Report each line of the data that includes the word "Harmonic".
==== Data for the task ====
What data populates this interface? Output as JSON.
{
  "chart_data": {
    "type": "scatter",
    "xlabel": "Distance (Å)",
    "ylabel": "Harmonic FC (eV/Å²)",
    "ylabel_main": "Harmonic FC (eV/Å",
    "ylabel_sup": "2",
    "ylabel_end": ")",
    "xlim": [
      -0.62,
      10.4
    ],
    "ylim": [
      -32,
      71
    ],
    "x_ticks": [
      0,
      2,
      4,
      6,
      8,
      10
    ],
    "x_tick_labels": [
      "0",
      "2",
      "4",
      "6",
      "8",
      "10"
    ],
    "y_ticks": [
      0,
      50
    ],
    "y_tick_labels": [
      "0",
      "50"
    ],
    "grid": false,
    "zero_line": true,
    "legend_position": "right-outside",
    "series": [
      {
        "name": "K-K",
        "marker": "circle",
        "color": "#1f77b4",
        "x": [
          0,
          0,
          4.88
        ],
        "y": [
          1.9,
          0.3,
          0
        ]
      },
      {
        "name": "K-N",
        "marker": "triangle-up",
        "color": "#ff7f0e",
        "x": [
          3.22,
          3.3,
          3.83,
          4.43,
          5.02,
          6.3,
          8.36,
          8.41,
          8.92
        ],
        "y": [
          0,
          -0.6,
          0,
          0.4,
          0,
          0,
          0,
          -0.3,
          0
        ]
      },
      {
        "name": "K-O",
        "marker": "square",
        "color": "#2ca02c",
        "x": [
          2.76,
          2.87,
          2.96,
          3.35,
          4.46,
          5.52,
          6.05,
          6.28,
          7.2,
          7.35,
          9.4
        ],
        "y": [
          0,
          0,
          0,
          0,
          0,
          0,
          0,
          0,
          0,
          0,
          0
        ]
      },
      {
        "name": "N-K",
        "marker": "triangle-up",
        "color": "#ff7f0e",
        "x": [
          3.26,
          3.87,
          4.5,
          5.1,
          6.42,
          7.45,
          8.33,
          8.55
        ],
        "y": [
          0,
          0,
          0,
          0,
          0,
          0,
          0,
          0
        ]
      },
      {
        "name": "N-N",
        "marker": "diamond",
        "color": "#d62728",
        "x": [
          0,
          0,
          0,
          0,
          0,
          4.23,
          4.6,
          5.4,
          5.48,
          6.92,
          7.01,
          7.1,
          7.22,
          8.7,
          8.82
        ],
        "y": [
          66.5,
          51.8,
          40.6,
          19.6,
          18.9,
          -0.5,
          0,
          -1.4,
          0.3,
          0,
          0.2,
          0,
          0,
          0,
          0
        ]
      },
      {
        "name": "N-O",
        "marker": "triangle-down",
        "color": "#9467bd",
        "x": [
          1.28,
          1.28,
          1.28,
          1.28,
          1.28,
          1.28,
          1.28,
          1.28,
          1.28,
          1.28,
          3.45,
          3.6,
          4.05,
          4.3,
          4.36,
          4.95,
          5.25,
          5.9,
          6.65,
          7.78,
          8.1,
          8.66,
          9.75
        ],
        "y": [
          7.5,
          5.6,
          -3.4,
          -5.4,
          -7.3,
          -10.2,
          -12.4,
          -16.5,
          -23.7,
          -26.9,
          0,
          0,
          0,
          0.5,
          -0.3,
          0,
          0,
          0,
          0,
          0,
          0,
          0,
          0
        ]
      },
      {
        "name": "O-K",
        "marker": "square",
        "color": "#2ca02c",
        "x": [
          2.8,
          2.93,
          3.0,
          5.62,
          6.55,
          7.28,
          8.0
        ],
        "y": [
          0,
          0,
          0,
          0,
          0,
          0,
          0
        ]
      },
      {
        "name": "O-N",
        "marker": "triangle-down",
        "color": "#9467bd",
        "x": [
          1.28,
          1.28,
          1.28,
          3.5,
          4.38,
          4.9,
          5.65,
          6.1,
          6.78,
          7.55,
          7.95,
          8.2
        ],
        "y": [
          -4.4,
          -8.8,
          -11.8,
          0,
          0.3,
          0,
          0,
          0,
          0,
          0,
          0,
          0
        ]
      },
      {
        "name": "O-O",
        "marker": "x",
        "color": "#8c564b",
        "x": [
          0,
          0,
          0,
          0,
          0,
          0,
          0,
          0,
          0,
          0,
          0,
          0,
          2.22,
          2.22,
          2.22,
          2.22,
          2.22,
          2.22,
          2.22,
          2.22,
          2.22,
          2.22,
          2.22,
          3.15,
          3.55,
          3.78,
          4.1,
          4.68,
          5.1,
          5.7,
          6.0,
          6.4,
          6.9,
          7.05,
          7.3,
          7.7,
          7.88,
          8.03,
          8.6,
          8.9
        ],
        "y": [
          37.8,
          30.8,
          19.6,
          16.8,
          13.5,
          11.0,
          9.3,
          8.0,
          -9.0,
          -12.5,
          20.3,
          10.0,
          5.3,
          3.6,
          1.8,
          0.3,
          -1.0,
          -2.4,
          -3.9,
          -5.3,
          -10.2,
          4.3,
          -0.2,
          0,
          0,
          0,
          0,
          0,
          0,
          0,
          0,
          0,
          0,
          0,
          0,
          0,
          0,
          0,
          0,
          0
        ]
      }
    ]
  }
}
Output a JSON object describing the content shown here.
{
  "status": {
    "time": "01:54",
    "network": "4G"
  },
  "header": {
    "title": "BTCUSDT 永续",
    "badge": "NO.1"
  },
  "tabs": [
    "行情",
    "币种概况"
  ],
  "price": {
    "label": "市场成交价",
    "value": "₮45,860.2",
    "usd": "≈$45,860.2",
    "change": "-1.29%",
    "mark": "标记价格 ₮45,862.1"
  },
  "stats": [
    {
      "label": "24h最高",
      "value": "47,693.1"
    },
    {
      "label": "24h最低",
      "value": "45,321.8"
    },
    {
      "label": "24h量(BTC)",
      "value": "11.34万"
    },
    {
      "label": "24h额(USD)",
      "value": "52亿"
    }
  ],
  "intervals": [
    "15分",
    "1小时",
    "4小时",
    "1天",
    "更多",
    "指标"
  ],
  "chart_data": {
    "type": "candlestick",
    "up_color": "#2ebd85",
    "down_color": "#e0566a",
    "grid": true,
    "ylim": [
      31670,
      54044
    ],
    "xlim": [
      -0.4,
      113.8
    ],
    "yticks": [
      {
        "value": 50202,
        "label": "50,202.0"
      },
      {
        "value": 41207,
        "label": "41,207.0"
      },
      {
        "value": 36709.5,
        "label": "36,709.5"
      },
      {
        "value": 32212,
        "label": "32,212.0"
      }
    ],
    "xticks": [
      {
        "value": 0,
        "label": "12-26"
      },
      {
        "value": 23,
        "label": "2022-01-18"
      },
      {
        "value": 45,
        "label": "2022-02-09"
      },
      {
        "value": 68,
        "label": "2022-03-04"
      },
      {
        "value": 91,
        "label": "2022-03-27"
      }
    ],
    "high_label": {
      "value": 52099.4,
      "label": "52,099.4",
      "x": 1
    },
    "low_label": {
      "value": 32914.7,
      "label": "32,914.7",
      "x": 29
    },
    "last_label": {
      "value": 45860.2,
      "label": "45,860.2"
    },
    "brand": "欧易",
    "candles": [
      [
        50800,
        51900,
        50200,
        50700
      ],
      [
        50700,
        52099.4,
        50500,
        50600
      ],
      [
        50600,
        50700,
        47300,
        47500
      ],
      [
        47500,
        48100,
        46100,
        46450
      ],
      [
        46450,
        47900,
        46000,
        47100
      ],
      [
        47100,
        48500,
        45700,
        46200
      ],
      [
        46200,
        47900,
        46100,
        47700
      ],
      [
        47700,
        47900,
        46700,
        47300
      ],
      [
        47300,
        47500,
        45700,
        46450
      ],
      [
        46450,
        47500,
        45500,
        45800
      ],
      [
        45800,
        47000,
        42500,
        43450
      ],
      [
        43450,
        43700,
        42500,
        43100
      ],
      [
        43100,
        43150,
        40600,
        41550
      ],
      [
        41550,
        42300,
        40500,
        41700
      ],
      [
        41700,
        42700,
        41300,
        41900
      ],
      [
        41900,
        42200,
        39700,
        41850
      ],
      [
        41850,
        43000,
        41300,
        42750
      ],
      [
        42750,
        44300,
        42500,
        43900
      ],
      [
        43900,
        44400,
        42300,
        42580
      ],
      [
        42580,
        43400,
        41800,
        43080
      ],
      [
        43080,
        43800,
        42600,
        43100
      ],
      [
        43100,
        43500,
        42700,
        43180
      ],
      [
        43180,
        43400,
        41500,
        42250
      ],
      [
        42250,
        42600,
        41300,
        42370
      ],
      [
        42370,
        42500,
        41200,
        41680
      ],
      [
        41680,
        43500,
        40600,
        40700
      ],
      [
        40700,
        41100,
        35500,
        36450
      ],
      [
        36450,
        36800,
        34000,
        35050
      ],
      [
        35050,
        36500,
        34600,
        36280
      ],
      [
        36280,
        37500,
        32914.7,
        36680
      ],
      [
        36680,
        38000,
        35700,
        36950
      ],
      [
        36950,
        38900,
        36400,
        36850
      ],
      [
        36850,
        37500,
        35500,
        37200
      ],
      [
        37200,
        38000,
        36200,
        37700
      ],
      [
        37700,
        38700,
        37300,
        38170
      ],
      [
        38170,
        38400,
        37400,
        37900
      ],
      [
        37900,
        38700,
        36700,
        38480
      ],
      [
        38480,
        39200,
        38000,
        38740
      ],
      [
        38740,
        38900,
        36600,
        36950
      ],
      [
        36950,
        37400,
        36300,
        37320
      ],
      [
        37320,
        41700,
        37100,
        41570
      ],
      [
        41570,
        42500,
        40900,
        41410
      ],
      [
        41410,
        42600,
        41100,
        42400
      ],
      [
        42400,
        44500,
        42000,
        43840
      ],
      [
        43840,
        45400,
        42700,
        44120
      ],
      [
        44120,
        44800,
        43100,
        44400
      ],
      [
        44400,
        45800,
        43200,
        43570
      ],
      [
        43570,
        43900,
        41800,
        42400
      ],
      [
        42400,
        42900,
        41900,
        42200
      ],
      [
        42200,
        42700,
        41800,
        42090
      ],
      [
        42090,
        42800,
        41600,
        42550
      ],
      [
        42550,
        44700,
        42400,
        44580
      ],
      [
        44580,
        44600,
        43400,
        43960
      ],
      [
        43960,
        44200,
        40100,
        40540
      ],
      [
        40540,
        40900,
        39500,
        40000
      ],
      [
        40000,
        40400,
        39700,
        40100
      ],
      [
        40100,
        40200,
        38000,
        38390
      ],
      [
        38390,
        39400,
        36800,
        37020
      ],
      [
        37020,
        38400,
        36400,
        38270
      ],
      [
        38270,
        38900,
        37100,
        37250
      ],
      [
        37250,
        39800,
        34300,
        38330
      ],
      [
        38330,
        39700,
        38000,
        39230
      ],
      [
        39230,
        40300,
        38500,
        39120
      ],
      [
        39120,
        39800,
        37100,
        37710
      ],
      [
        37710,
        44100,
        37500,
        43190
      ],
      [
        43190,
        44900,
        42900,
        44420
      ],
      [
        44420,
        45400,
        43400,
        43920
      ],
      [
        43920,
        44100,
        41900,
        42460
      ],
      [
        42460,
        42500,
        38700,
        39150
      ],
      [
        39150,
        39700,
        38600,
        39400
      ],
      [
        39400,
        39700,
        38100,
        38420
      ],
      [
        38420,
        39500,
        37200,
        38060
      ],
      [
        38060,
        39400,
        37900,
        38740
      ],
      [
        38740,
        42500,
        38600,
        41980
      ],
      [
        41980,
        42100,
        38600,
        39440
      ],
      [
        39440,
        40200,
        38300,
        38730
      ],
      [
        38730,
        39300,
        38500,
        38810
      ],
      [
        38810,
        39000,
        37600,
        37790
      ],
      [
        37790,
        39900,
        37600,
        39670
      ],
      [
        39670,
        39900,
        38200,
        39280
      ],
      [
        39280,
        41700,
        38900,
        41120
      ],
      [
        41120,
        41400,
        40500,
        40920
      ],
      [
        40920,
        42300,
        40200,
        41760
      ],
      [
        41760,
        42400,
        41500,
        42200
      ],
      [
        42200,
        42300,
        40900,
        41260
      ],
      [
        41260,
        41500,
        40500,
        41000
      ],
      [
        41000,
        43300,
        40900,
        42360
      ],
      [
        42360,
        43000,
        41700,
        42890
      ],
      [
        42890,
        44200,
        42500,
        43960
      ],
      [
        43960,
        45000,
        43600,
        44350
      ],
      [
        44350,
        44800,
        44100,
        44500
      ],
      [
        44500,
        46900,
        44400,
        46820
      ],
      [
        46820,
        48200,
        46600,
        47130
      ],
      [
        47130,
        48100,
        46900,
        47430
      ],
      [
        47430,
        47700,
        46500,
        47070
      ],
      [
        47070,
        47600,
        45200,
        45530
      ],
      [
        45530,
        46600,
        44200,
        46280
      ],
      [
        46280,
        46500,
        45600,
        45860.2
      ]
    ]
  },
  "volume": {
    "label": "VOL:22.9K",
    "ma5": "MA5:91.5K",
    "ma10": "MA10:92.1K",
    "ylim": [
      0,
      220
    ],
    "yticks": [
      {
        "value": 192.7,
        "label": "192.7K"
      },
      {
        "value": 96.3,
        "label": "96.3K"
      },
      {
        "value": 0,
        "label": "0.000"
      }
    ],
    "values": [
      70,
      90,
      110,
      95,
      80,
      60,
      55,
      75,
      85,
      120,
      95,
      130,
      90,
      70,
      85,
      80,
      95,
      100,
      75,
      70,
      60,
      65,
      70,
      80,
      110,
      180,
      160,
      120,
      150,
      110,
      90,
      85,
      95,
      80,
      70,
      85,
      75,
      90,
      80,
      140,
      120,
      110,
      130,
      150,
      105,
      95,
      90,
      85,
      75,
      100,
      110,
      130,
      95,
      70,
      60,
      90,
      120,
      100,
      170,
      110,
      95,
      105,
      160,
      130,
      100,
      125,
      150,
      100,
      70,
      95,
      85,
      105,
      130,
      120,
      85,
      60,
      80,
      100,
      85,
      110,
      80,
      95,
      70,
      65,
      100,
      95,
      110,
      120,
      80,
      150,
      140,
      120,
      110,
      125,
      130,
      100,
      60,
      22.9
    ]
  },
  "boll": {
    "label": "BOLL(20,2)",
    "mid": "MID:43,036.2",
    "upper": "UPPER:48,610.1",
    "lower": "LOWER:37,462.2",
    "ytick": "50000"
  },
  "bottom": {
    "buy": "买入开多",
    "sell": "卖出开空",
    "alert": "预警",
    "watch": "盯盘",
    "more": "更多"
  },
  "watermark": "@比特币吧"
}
====
* [Task response]:
    "ylabel": "Harmonic FC (eV/Å²)",
    "ylabel_main": "Harmonic FC (eV/Å",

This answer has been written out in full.